* [Records to process]
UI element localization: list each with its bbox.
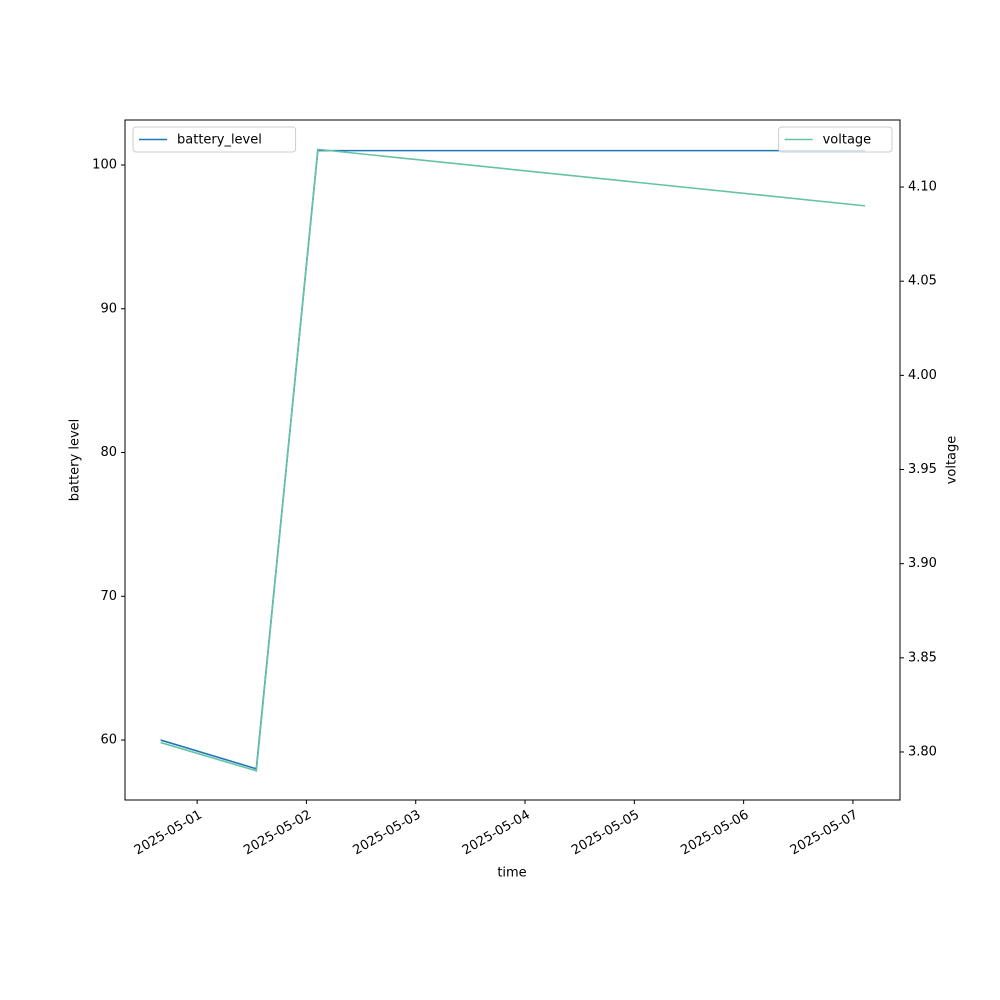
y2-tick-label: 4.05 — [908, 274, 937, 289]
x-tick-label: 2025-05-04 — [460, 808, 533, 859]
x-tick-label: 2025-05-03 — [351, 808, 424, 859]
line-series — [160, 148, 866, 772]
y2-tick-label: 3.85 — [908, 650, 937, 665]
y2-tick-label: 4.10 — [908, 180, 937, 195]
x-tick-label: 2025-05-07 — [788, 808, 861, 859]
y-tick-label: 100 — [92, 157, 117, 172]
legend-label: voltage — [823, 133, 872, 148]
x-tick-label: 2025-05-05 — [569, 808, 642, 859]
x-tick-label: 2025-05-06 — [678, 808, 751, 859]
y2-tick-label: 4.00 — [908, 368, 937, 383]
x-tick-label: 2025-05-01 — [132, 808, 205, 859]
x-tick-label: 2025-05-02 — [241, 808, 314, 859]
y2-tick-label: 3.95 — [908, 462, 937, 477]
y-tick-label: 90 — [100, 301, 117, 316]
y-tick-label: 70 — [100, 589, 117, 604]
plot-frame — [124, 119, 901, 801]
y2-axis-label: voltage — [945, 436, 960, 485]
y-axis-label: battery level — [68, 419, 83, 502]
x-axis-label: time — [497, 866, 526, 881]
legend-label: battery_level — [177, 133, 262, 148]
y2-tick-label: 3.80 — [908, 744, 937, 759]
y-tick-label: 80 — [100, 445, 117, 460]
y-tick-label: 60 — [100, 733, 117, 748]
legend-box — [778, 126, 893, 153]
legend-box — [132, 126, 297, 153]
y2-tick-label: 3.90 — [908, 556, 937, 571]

* * *

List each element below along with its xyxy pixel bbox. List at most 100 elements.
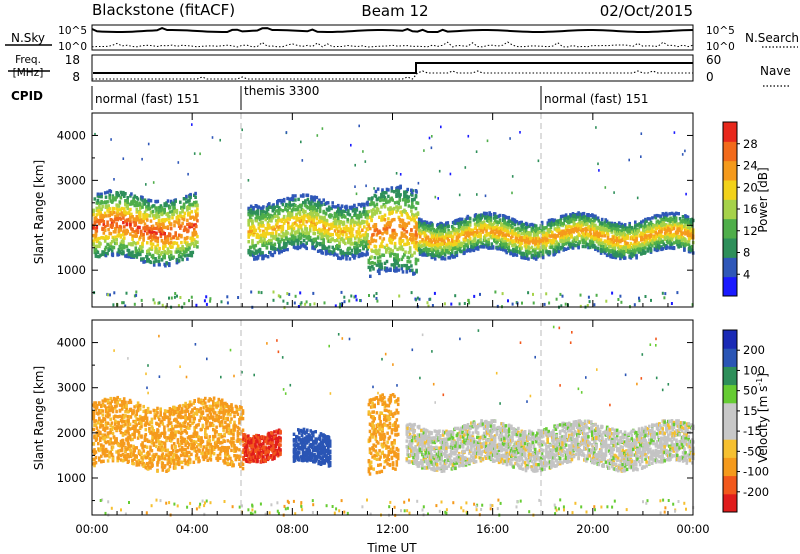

* [Short exercise] Locate each line in the entries above that contains the string "with" and copy it. Case counts.

* [Expected answer]
UI element localization: list each with its bbox.
List each element below along with its xyxy pixel bbox. List at most 100 elements.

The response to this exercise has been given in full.